7. The Master Playbook — Orchestrate Everything

Create playbooks/site.yml — the master playbook that calls all other playbooks in the correct order. Running a single command now configures the entire network:

---
# playbooks/site.yml
# Master playbook — runs all configuration playbooks in order
# Usage: ansible-playbook playbooks/site.yml

- name: "Phase 1 — Base Configuration (all devices)"
  import_playbook: configure_hostnames.yml

- name: "Phase 2 — VLAN Configuration (switches only)"
  import_playbook: configure_vlans.yml

- name: "Phase 3 — Interface Configuration (switches)"
  import_playbook: configure_interfaces.yml

- name: "Phase 4 — Router Interface and OSPF Configuration"
  import_playbook: configure_router_interfaces.yml
  

Run the Full Site Deployment

# Full dry run of the entire network configuration
(ansible-venv) $ ansible-playbook playbooks/site.yml --check

# Apply to the entire network — all devices simultaneously
(ansible-venv) $ ansible-playbook playbooks/site.yml

# Target only switches (skip router plays)
◇ ◇ ◇
§ Directions: Name every playbook file that site.yml imports in the Ansible playbook text, in the order given.
◇ ◇ ◇
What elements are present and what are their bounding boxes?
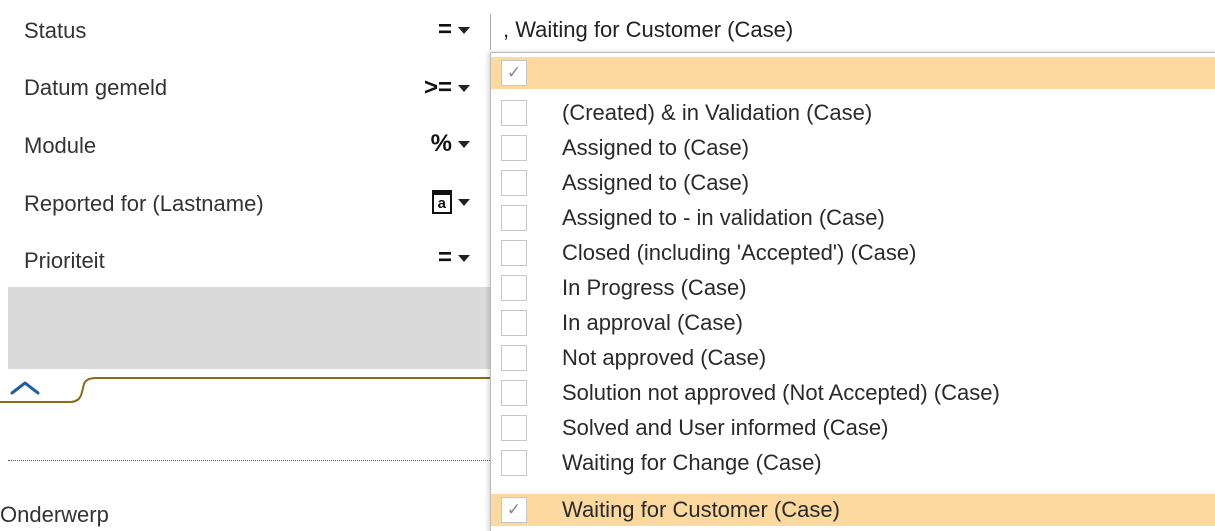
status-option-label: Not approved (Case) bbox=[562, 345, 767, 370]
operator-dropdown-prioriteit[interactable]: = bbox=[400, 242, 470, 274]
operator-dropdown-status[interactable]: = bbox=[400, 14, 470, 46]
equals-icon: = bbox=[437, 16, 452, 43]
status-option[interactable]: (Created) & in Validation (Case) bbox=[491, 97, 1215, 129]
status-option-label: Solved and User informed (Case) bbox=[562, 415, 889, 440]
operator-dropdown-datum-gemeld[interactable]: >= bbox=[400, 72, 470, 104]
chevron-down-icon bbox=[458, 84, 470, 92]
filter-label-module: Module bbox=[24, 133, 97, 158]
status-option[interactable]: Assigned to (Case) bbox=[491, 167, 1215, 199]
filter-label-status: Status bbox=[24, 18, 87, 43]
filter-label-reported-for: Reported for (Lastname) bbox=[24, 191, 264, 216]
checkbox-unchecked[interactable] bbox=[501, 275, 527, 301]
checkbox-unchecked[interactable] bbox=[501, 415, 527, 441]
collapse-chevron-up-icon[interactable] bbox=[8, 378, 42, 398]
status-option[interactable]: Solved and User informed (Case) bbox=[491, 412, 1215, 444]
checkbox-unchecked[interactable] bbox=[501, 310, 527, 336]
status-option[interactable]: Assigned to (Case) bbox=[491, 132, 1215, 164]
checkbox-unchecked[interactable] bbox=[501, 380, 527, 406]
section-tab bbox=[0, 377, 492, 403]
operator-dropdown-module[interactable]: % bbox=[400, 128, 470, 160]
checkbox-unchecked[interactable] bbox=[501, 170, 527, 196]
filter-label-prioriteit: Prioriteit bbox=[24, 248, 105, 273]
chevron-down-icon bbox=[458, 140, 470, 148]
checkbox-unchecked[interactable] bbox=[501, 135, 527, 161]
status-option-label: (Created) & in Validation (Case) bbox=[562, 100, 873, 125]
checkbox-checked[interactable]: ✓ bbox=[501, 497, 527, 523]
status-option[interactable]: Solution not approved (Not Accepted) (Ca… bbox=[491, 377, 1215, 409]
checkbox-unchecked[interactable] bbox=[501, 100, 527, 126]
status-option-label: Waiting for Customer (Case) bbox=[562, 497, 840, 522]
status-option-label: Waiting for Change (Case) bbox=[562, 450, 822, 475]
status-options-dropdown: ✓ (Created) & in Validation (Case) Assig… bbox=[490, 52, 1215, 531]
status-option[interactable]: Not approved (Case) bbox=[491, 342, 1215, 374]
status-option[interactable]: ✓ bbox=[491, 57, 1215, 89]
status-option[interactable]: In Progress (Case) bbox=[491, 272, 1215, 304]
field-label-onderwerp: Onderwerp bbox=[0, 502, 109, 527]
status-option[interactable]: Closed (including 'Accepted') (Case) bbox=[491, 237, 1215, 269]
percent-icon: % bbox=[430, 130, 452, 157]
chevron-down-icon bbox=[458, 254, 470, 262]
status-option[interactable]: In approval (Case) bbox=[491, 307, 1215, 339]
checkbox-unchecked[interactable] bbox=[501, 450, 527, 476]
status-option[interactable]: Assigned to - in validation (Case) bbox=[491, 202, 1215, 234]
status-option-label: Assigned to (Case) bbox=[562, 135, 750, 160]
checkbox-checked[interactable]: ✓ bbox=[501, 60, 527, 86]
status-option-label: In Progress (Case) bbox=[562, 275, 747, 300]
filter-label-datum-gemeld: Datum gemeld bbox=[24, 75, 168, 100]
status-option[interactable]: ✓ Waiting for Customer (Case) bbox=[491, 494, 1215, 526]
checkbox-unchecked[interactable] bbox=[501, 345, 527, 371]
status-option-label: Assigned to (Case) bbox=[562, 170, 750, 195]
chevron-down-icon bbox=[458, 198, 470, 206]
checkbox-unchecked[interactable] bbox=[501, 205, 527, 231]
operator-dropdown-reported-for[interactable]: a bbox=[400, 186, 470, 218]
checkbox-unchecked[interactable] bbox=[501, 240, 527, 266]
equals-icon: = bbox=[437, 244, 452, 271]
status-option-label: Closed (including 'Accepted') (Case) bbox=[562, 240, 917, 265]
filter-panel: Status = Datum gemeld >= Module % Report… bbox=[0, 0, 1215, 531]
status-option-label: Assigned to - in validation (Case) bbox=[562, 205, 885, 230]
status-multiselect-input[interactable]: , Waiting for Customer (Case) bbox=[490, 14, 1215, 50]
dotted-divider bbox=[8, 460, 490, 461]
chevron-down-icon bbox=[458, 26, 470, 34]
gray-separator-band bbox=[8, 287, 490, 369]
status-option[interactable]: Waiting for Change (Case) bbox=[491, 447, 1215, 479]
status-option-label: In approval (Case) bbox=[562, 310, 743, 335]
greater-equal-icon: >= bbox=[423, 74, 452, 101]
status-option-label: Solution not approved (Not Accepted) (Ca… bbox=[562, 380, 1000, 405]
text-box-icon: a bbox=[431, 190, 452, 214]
◇ ◇ ◇
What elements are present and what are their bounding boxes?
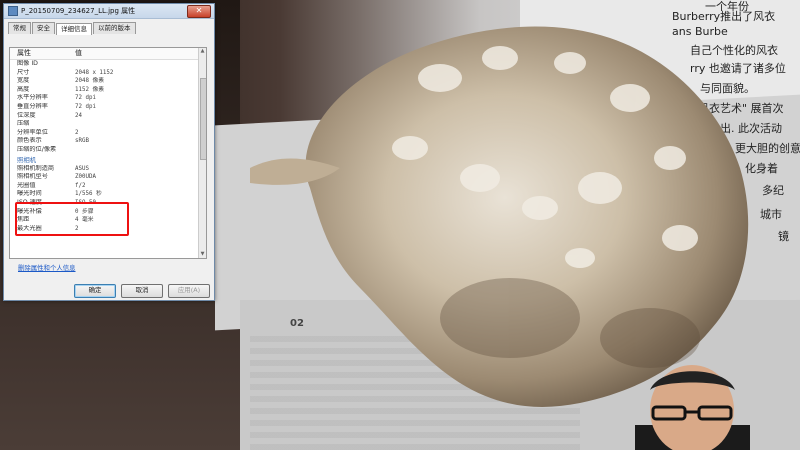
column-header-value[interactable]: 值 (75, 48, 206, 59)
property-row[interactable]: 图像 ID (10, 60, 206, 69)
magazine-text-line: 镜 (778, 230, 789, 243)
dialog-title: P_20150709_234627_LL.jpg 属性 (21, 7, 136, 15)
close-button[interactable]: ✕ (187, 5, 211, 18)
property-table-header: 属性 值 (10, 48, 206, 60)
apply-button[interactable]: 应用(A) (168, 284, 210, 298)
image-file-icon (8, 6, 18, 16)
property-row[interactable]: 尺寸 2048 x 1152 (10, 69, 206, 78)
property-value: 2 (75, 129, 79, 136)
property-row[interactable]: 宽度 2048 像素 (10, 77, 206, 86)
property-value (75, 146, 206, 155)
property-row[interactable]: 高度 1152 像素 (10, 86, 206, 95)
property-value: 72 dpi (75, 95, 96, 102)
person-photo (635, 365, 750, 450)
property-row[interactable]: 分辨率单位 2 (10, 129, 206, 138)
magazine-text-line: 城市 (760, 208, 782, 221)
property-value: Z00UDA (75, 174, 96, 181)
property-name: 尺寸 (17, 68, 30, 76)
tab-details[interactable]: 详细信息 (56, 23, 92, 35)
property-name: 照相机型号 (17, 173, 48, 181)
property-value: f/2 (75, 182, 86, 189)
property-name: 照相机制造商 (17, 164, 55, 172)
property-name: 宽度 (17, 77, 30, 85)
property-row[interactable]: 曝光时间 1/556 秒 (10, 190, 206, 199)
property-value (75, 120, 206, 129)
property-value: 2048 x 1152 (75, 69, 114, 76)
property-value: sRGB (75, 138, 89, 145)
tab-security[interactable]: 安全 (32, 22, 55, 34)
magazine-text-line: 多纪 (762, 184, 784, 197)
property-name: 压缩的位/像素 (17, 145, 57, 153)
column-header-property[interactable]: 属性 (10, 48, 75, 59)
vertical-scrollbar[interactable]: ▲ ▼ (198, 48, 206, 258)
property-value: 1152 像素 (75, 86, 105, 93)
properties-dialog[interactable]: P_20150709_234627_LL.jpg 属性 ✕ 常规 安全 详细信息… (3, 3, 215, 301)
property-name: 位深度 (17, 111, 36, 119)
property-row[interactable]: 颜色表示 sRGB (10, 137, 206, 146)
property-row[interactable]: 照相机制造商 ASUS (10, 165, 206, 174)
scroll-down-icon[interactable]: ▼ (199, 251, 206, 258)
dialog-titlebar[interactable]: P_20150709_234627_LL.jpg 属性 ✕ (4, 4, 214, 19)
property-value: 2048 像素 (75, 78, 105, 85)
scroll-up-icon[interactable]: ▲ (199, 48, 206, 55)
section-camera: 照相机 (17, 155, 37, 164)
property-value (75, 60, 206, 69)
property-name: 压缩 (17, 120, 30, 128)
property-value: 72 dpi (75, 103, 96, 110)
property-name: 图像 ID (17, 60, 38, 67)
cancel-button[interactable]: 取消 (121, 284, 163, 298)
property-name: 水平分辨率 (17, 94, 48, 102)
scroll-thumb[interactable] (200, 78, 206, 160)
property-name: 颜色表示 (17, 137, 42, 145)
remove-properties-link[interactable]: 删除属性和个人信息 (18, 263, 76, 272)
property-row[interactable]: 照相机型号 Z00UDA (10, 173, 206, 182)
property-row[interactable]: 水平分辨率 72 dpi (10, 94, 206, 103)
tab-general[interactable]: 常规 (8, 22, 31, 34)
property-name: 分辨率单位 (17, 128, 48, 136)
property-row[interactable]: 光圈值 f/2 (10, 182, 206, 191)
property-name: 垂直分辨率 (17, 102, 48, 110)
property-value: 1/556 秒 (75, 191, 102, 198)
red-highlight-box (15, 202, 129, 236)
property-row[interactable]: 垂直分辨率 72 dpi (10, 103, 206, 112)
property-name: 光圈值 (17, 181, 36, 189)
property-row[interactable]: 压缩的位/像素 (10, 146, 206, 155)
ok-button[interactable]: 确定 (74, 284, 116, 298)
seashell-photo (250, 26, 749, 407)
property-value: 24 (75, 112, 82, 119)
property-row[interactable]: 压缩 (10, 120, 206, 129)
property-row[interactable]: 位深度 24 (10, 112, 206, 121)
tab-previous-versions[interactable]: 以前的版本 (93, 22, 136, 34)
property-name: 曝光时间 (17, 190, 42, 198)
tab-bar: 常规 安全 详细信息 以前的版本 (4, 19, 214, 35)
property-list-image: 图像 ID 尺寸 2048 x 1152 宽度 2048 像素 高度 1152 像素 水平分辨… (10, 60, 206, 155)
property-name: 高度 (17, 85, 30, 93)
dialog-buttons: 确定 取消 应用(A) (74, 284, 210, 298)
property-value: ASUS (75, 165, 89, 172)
◇ ◇ ◇
§ Complete answer:
configure_hostnames.yml
configure_vlans.yml
configure_interfaces.yml
configure_router_interfaces.yml